### Data entries
• • •

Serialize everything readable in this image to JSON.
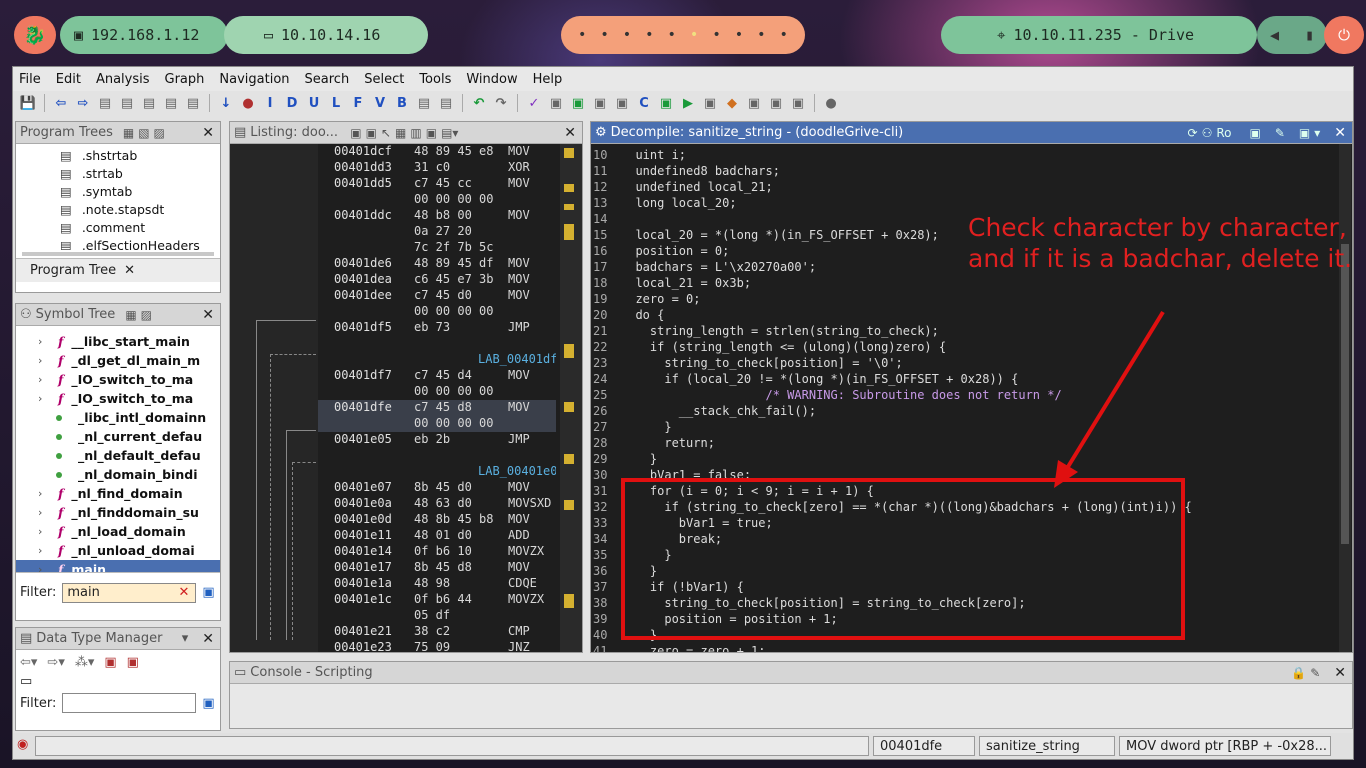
{
  "topbar": {
    "logo_glyph": "🐉",
    "ip1": "192.168.1.12",
    "ip2": "10.10.14.16",
    "workspaces": [
      "•",
      "•",
      "•",
      "•",
      "•",
      "•",
      "•",
      "•",
      "•",
      "•"
    ],
    "target": "10.10.11.235 - Drive",
    "power_glyph": "⏻"
  },
  "menu": [
    "File",
    "Edit",
    "Analysis",
    "Graph",
    "Navigation",
    "Search",
    "Select",
    "Tools",
    "Window",
    "Help"
  ],
  "toolbar": {
    "icons": [
      "💾",
      "⇦",
      "⇨",
      "▤",
      "▤",
      "▤",
      "▤",
      "▤",
      "↓",
      "●",
      "I",
      "D",
      "U",
      "L",
      "F",
      "V",
      "B",
      "▤",
      "▤",
      "↶",
      "↷",
      "✓",
      "▣",
      "▣",
      "▣",
      "▣",
      "C",
      "▣",
      "▶",
      "▣",
      "◆",
      "▣",
      "▣",
      "▣",
      "●"
    ]
  },
  "program_trees": {
    "title": "Program Trees",
    "items": [
      ".shstrtab",
      ".strtab",
      ".symtab",
      ".note.stapsdt",
      ".comment",
      ".elfSectionHeaders"
    ],
    "tab_label": "Program Tree"
  },
  "symbol_tree": {
    "title": "Symbol Tree",
    "items": [
      {
        "name": "__libc_start_main",
        "kind": "func",
        "expand": true
      },
      {
        "name": "_dl_get_dl_main_m",
        "kind": "func",
        "expand": true
      },
      {
        "name": "_IO_switch_to_ma",
        "kind": "func",
        "expand": true
      },
      {
        "name": "_IO_switch_to_ma",
        "kind": "func",
        "expand": true
      },
      {
        "name": "_libc_intl_domainn",
        "kind": "data",
        "expand": false
      },
      {
        "name": "_nl_current_defau",
        "kind": "data",
        "expand": false
      },
      {
        "name": "_nl_default_defau",
        "kind": "data",
        "expand": false
      },
      {
        "name": "_nl_domain_bindi",
        "kind": "data",
        "expand": false
      },
      {
        "name": "_nl_find_domain",
        "kind": "func",
        "expand": true
      },
      {
        "name": "_nl_finddomain_su",
        "kind": "func",
        "expand": true
      },
      {
        "name": "_nl_load_domain",
        "kind": "func",
        "expand": true
      },
      {
        "name": "_nl_unload_domai",
        "kind": "func",
        "expand": true
      },
      {
        "name": "main",
        "kind": "func",
        "expand": true,
        "selected": true
      }
    ],
    "filter_label": "Filter:",
    "filter_value": "main"
  },
  "data_type_manager": {
    "title": "Data Type Manager",
    "filter_label": "Filter:",
    "filter_value": ""
  },
  "listing": {
    "title": "Listing:  doo...",
    "rows": [
      {
        "addr": "00401dcf",
        "bytes": "48 89 45 e8",
        "mnem": "MOV"
      },
      {
        "addr": "00401dd3",
        "bytes": "31 c0",
        "mnem": "XOR"
      },
      {
        "addr": "00401dd5",
        "bytes": "c7 45 cc",
        "mnem": "MOV"
      },
      {
        "addr": "",
        "bytes": "00 00 00 00",
        "mnem": ""
      },
      {
        "addr": "00401ddc",
        "bytes": "48 b8 00",
        "mnem": "MOV"
      },
      {
        "addr": "",
        "bytes": "0a 27 20",
        "mnem": ""
      },
      {
        "addr": "",
        "bytes": "7c 2f 7b 5c",
        "mnem": ""
      },
      {
        "addr": "00401de6",
        "bytes": "48 89 45 df",
        "mnem": "MOV"
      },
      {
        "addr": "00401dea",
        "bytes": "c6 45 e7 3b",
        "mnem": "MOV"
      },
      {
        "addr": "00401dee",
        "bytes": "c7 45 d0",
        "mnem": "MOV"
      },
      {
        "addr": "",
        "bytes": "00 00 00 00",
        "mnem": ""
      },
      {
        "addr": "00401df5",
        "bytes": "eb 73",
        "mnem": "JMP"
      },
      {
        "addr": "",
        "bytes": "",
        "mnem": ""
      },
      {
        "label": "LAB_00401df"
      },
      {
        "addr": "00401df7",
        "bytes": "c7 45 d4",
        "mnem": "MOV"
      },
      {
        "addr": "",
        "bytes": "00 00 00 00",
        "mnem": ""
      },
      {
        "addr": "00401dfe",
        "bytes": "c7 45 d8",
        "mnem": "MOV",
        "hl": true
      },
      {
        "addr": "",
        "bytes": "00 00 00 00",
        "mnem": "",
        "hl": true
      },
      {
        "addr": "00401e05",
        "bytes": "eb 2b",
        "mnem": "JMP"
      },
      {
        "addr": "",
        "bytes": "",
        "mnem": ""
      },
      {
        "label": "LAB_00401e0"
      },
      {
        "addr": "00401e07",
        "bytes": "8b 45 d0",
        "mnem": "MOV"
      },
      {
        "addr": "00401e0a",
        "bytes": "48 63 d0",
        "mnem": "MOVSXD"
      },
      {
        "addr": "00401e0d",
        "bytes": "48 8b 45 b8",
        "mnem": "MOV"
      },
      {
        "addr": "00401e11",
        "bytes": "48 01 d0",
        "mnem": "ADD"
      },
      {
        "addr": "00401e14",
        "bytes": "0f b6 10",
        "mnem": "MOVZX"
      },
      {
        "addr": "00401e17",
        "bytes": "8b 45 d8",
        "mnem": "MOV"
      },
      {
        "addr": "00401e1a",
        "bytes": "48 98",
        "mnem": "CDQE"
      },
      {
        "addr": "00401e1c",
        "bytes": "0f b6 44",
        "mnem": "MOVZX"
      },
      {
        "addr": "",
        "bytes": "05 df",
        "mnem": ""
      },
      {
        "addr": "00401e21",
        "bytes": "38 c2",
        "mnem": "CMP"
      },
      {
        "addr": "00401e23",
        "bytes": "75 09",
        "mnem": "JNZ"
      }
    ]
  },
  "decompile": {
    "title": "Decompile: sanitize_string -  (doodleGrive-cli)",
    "lines": [
      {
        "n": "10",
        "t": "  uint i;"
      },
      {
        "n": "11",
        "t": "  undefined8 badchars;"
      },
      {
        "n": "12",
        "t": "  undefined local_21;"
      },
      {
        "n": "13",
        "t": "  long local_20;"
      },
      {
        "n": "14",
        "t": ""
      },
      {
        "n": "15",
        "t": "  local_20 = *(long *)(in_FS_OFFSET + 0x28);"
      },
      {
        "n": "16",
        "t": "  position = 0;"
      },
      {
        "n": "17",
        "t": "  badchars = L'\\x20270a00';"
      },
      {
        "n": "18",
        "t": "  local_21 = 0x3b;"
      },
      {
        "n": "19",
        "t": "  zero = 0;"
      },
      {
        "n": "20",
        "t": "  do {"
      },
      {
        "n": "21",
        "t": "    string_length = strlen(string_to_check);"
      },
      {
        "n": "22",
        "t": "    if (string_length <= (ulong)(long)zero) {"
      },
      {
        "n": "23",
        "t": "      string_to_check[position] = '\\0';"
      },
      {
        "n": "24",
        "t": "      if (local_20 != *(long *)(in_FS_OFFSET + 0x28)) {"
      },
      {
        "n": "25",
        "t": "                    /* WARNING: Subroutine does not return */"
      },
      {
        "n": "26",
        "t": "        __stack_chk_fail();"
      },
      {
        "n": "27",
        "t": "      }"
      },
      {
        "n": "28",
        "t": "      return;"
      },
      {
        "n": "29",
        "t": "    }"
      },
      {
        "n": "30",
        "t": "    bVar1 = false;"
      },
      {
        "n": "31",
        "t": "    for (i = 0; i < 9; i = i + 1) {"
      },
      {
        "n": "32",
        "t": "      if (string_to_check[zero] == *(char *)((long)&badchars + (long)(int)i)) {"
      },
      {
        "n": "33",
        "t": "        bVar1 = true;"
      },
      {
        "n": "34",
        "t": "        break;"
      },
      {
        "n": "35",
        "t": "      }"
      },
      {
        "n": "36",
        "t": "    }"
      },
      {
        "n": "37",
        "t": "    if (!bVar1) {"
      },
      {
        "n": "38",
        "t": "      string_to_check[position] = string_to_check[zero];"
      },
      {
        "n": "39",
        "t": "      position = position + 1;"
      },
      {
        "n": "40",
        "t": "    }"
      },
      {
        "n": "41",
        "t": "    zero = zero + 1;"
      }
    ]
  },
  "annotation": {
    "line1": "Check character by character,",
    "line2": "and if it is a badchar, delete it."
  },
  "console": {
    "title": "Console - Scripting"
  },
  "statusbar": {
    "address": "00401dfe",
    "function": "sanitize_string",
    "instruction": "MOV dword ptr [RBP + -0x28..."
  },
  "colors": {
    "accent": "#4a6fb0",
    "annotation": "#e01010"
  }
}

• • •

### Given problem
Select the lines that carry the string "zero" and copy them.

### Expected answer
        "t": "  zero = 0;"
        "t": "    if (string_length <= (ulong)(long)zero) {"
        "t": "      if (string_to_check[zero] == *(char *)((long)&badchars + (long)(int)i)) {"
        "t": "      string_to_check[position] = string_to_check[zero];"
        "t": "    zero = zero + 1;"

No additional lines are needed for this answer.